#### Given records

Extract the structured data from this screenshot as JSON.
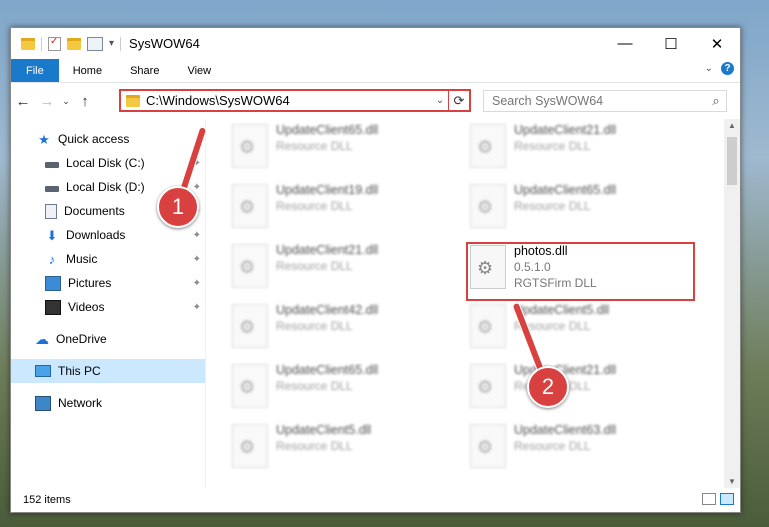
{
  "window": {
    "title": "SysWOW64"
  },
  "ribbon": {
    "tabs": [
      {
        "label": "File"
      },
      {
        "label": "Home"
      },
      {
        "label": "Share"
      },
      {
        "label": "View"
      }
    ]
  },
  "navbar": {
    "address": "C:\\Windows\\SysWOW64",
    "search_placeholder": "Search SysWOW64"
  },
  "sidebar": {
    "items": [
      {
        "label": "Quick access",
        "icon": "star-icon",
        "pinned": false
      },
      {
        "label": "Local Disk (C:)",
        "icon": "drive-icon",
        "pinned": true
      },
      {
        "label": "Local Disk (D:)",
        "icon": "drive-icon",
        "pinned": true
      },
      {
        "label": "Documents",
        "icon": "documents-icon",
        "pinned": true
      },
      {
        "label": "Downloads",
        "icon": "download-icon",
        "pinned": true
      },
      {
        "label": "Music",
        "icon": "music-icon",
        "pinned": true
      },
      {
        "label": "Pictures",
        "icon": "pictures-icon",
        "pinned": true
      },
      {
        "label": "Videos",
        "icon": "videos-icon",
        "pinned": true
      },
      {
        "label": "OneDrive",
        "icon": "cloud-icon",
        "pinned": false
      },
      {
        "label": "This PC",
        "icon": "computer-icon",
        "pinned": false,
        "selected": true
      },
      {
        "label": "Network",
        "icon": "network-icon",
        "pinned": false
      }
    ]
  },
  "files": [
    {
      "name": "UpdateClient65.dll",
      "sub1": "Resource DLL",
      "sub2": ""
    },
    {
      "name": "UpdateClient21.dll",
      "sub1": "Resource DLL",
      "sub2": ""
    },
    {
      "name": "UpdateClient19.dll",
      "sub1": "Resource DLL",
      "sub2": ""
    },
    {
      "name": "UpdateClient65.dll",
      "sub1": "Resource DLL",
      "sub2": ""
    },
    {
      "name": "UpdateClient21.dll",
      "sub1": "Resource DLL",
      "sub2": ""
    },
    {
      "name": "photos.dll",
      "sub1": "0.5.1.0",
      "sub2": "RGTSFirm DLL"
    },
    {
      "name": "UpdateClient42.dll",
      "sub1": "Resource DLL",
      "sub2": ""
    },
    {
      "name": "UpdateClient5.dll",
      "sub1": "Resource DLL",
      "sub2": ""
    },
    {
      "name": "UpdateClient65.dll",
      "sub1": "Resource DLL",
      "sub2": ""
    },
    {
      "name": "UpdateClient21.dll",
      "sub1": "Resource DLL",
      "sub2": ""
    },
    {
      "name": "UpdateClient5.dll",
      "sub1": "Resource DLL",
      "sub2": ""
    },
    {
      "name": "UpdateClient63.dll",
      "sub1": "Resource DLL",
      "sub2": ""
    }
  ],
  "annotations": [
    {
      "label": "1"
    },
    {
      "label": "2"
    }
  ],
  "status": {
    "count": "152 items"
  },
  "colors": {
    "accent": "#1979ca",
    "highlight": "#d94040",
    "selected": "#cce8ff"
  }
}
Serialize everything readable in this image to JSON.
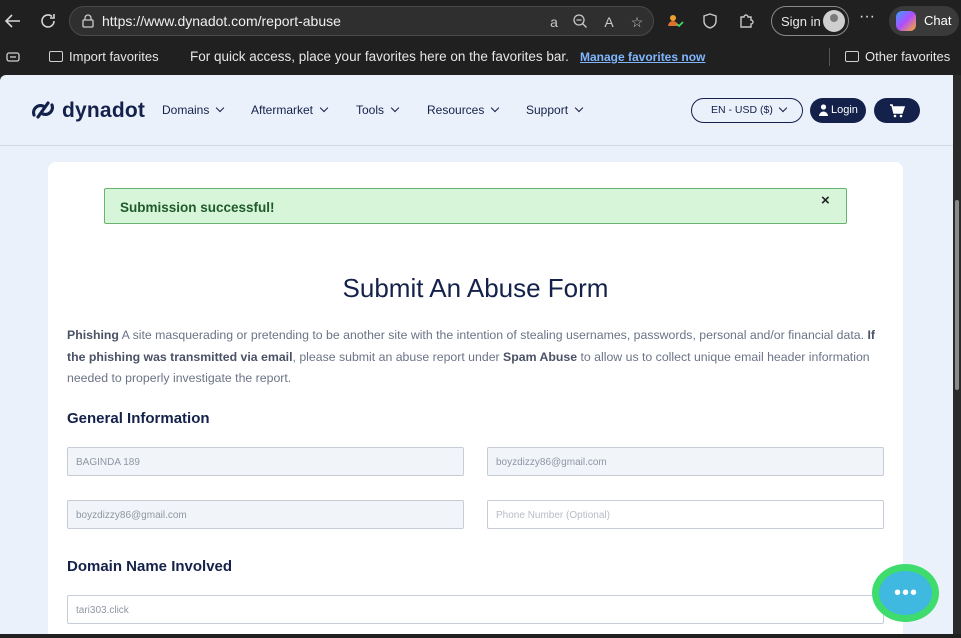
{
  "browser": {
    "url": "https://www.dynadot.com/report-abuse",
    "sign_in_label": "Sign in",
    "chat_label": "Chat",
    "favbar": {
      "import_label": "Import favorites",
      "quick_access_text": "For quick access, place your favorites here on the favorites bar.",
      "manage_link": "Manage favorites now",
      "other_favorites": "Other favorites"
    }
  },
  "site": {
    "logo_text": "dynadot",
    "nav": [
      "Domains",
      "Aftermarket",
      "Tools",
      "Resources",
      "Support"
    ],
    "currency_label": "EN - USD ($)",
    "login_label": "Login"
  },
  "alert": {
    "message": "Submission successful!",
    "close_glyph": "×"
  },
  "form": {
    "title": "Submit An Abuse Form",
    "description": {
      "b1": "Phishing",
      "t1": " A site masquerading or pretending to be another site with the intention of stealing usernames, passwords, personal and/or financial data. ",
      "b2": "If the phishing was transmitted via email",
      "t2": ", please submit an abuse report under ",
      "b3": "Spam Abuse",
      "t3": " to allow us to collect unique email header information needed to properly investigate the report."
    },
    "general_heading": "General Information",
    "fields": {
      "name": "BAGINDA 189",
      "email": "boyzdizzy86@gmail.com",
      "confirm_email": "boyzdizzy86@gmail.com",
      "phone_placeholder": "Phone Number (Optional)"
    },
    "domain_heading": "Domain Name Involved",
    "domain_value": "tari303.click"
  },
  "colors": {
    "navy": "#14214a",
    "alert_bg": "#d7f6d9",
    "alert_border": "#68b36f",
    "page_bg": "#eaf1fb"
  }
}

########

Pictures don't belong in the copy. Transcribe every record exactly as it appears.

Exercise answer =
Extract the structured data from this screenshot as JSON.
{
  "window": {
    "title": "SysWOW64"
  },
  "ribbon": {
    "tabs": [
      {
        "label": "File"
      },
      {
        "label": "Home"
      },
      {
        "label": "Share"
      },
      {
        "label": "View"
      }
    ]
  },
  "navbar": {
    "address": "C:\\Windows\\SysWOW64",
    "search_placeholder": "Search SysWOW64"
  },
  "sidebar": {
    "items": [
      {
        "label": "Quick access",
        "icon": "star-icon",
        "pinned": false
      },
      {
        "label": "Local Disk (C:)",
        "icon": "drive-icon",
        "pinned": true
      },
      {
        "label": "Local Disk (D:)",
        "icon": "drive-icon",
        "pinned": true
      },
      {
        "label": "Documents",
        "icon": "documents-icon",
        "pinned": true
      },
      {
        "label": "Downloads",
        "icon": "download-icon",
        "pinned": true
      },
      {
        "label": "Music",
        "icon": "music-icon",
        "pinned": true
      },
      {
        "label": "Pictures",
        "icon": "pictures-icon",
        "pinned": true
      },
      {
        "label": "Videos",
        "icon": "videos-icon",
        "pinned": true
      },
      {
        "label": "OneDrive",
        "icon": "cloud-icon",
        "pinned": false
      },
      {
        "label": "This PC",
        "icon": "computer-icon",
        "pinned": false,
        "selected": true
      },
      {
        "label": "Network",
        "icon": "network-icon",
        "pinned": false
      }
    ]
  },
  "files": [
    {
      "name": "UpdateClient65.dll",
      "sub1": "Resource DLL",
      "sub2": ""
    },
    {
      "name": "UpdateClient21.dll",
      "sub1": "Resource DLL",
      "sub2": ""
    },
    {
      "name": "UpdateClient19.dll",
      "sub1": "Resource DLL",
      "sub2": ""
    },
    {
      "name": "UpdateClient65.dll",
      "sub1": "Resource DLL",
      "sub2": ""
    },
    {
      "name": "UpdateClient21.dll",
      "sub1": "Resource DLL",
      "sub2": ""
    },
    {
      "name": "photos.dll",
      "sub1": "0.5.1.0",
      "sub2": "RGTSFirm DLL"
    },
    {
      "name": "UpdateClient42.dll",
      "sub1": "Resource DLL",
      "sub2": ""
    },
    {
      "name": "UpdateClient5.dll",
      "sub1": "Resource DLL",
      "sub2": ""
    },
    {
      "name": "UpdateClient65.dll",
      "sub1": "Resource DLL",
      "sub2": ""
    },
    {
      "name": "UpdateClient21.dll",
      "sub1": "Resource DLL",
      "sub2": ""
    },
    {
      "name": "UpdateClient5.dll",
      "sub1": "Resource DLL",
      "sub2": ""
    },
    {
      "name": "UpdateClient63.dll",
      "sub1": "Resource DLL",
      "sub2": ""
    }
  ],
  "annotations": [
    {
      "label": "1"
    },
    {
      "label": "2"
    }
  ],
  "status": {
    "count": "152 items"
  },
  "colors": {
    "accent": "#1979ca",
    "highlight": "#d94040",
    "selected": "#cce8ff"
  }
}
Serialize everything readable in this image to JSON.
{
  "browser": {
    "url": "https://www.dynadot.com/report-abuse",
    "sign_in_label": "Sign in",
    "chat_label": "Chat",
    "favbar": {
      "import_label": "Import favorites",
      "quick_access_text": "For quick access, place your favorites here on the favorites bar.",
      "manage_link": "Manage favorites now",
      "other_favorites": "Other favorites"
    }
  },
  "site": {
    "logo_text": "dynadot",
    "nav": [
      "Domains",
      "Aftermarket",
      "Tools",
      "Resources",
      "Support"
    ],
    "currency_label": "EN - USD ($)",
    "login_label": "Login"
  },
  "alert": {
    "message": "Submission successful!",
    "close_glyph": "×"
  },
  "form": {
    "title": "Submit An Abuse Form",
    "description": {
      "b1": "Phishing",
      "t1": " A site masquerading or pretending to be another site with the intention of stealing usernames, passwords, personal and/or financial data. ",
      "b2": "If the phishing was transmitted via email",
      "t2": ", please submit an abuse report under ",
      "b3": "Spam Abuse",
      "t3": " to allow us to collect unique email header information needed to properly investigate the report."
    },
    "general_heading": "General Information",
    "fields": {
      "name": "BAGINDA 189",
      "email": "boyzdizzy86@gmail.com",
      "confirm_email": "boyzdizzy86@gmail.com",
      "phone_placeholder": "Phone Number (Optional)"
    },
    "domain_heading": "Domain Name Involved",
    "domain_value": "tari303.click"
  },
  "colors": {
    "navy": "#14214a",
    "alert_bg": "#d7f6d9",
    "alert_border": "#68b36f",
    "page_bg": "#eaf1fb"
  }
}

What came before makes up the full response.